[Items from a dataset]
** start **
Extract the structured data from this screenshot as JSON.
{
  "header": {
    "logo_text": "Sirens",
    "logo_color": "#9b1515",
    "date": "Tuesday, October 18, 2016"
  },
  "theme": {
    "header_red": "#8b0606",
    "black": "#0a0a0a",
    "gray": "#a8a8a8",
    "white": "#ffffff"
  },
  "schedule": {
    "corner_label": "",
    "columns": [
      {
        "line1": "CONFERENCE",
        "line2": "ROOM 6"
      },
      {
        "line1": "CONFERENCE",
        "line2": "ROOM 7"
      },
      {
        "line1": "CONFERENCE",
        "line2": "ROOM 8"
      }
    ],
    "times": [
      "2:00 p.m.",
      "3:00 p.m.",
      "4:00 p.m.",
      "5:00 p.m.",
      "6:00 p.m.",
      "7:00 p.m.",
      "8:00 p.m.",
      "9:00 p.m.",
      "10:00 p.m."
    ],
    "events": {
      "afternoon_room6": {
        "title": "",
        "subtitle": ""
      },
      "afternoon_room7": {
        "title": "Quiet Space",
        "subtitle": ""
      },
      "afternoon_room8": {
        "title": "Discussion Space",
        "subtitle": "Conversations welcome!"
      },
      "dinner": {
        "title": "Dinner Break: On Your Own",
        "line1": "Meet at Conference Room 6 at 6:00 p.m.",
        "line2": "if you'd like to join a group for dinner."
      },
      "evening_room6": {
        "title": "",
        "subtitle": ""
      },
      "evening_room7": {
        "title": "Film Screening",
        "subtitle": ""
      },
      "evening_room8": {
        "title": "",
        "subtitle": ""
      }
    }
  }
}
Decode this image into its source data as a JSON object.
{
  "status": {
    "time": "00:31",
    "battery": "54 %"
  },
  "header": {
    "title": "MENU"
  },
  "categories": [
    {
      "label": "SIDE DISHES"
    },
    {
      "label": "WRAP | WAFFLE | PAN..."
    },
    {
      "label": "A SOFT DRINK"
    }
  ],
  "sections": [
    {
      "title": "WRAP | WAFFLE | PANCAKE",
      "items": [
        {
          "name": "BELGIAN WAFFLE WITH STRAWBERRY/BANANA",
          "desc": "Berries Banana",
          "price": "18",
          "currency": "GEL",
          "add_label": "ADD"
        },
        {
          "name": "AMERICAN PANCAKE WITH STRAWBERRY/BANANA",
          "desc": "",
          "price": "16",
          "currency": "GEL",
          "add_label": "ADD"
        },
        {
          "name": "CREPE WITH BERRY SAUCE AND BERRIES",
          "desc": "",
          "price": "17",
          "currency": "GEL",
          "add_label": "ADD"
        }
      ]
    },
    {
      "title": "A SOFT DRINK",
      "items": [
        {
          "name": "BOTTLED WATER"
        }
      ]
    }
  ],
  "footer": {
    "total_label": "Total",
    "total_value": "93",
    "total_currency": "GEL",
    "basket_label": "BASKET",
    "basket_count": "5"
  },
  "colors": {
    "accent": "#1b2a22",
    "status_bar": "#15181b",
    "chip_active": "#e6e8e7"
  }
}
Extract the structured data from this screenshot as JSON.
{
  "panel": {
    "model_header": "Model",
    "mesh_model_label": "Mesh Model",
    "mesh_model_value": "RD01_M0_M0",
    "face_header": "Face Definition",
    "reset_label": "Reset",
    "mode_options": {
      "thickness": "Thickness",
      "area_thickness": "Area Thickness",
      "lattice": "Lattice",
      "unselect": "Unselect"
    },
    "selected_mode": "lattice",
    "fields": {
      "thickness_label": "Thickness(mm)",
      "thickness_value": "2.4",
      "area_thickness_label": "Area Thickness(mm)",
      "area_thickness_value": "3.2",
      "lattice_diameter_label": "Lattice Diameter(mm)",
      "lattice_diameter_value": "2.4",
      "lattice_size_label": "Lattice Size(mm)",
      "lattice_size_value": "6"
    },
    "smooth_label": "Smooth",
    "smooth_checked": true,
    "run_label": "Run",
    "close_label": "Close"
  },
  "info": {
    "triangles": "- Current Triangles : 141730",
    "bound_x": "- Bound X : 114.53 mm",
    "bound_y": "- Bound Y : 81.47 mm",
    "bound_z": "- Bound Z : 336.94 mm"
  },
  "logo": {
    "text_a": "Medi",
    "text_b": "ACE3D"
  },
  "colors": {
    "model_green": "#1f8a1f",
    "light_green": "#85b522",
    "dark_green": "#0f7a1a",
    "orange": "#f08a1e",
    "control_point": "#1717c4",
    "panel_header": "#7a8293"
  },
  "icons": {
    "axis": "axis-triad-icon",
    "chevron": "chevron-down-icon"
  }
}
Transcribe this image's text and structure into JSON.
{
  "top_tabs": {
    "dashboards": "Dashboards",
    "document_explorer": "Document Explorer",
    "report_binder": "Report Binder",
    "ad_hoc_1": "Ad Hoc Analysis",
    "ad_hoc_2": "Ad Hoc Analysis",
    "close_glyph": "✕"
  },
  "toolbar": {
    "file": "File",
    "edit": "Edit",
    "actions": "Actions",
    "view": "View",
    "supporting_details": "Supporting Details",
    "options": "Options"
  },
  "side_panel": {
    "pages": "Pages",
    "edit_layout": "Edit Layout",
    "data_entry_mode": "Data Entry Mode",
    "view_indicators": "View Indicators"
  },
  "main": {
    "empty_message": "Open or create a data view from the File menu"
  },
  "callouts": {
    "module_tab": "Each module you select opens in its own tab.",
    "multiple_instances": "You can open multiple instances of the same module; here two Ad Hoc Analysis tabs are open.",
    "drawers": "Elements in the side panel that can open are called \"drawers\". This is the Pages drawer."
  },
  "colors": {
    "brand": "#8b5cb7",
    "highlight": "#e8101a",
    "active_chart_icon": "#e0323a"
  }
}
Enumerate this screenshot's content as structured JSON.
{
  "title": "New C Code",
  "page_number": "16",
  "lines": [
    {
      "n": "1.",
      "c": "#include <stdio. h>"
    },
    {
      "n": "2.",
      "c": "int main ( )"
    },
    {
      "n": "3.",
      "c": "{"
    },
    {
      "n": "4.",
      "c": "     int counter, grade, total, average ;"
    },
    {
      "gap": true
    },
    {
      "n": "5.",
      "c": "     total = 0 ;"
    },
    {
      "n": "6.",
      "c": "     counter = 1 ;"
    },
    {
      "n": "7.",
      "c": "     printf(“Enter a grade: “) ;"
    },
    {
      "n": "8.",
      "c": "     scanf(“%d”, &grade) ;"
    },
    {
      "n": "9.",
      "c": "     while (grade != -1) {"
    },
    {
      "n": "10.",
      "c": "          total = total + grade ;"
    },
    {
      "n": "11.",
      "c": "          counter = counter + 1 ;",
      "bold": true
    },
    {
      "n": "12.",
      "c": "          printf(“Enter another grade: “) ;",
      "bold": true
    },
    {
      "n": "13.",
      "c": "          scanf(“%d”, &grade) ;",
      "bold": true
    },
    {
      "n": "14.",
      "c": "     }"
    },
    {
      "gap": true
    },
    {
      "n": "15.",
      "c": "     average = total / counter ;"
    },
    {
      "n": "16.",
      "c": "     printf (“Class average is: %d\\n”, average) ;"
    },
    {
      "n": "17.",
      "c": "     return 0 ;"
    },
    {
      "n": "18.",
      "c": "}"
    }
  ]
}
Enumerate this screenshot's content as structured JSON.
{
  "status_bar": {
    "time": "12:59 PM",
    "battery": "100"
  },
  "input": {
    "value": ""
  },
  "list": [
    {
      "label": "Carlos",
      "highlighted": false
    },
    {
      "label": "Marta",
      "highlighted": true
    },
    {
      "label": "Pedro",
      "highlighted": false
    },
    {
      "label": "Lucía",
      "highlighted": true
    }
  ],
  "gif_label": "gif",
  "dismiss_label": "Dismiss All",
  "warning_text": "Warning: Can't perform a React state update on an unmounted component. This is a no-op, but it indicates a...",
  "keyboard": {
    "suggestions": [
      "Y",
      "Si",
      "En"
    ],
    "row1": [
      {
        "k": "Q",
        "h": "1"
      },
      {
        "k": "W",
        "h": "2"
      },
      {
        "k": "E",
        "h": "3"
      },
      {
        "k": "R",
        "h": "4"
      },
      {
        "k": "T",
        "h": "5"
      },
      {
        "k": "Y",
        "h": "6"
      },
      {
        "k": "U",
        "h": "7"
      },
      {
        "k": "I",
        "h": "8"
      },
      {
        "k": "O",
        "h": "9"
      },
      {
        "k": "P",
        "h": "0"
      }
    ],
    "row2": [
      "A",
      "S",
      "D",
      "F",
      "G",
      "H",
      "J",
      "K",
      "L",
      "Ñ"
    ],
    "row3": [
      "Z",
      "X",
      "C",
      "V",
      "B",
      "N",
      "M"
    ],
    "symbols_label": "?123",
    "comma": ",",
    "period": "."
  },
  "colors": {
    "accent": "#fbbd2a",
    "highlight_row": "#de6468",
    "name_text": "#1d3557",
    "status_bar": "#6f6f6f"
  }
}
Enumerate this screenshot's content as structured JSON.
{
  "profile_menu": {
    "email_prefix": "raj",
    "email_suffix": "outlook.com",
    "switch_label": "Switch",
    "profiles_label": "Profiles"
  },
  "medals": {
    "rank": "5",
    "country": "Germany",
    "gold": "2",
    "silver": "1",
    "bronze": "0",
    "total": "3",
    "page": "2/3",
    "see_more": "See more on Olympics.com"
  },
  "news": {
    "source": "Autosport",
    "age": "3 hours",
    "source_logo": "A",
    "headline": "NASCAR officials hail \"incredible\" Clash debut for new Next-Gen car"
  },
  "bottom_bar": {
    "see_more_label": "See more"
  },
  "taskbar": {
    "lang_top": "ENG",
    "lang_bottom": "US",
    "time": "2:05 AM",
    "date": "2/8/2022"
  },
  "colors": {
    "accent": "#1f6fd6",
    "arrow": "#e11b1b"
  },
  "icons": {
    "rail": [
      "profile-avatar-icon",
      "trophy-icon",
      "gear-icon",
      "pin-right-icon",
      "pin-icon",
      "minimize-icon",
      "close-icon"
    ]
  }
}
** end **
== Problem to work on ==
Pick out the lines that have the word "grade". Copy them all.

== Answer to the problem ==
      "c": "     int counter, grade, total, average ;"
      "c": "     printf(“Enter a grade: “) ;"
      "c": "     scanf(“%d”, &grade) ;"
      "c": "     while (grade != -1) {"
      "c": "          total = total + grade ;"
      "c": "          printf(“Enter another grade: “) ;",
      "c": "          scanf(“%d”, &grade) ;",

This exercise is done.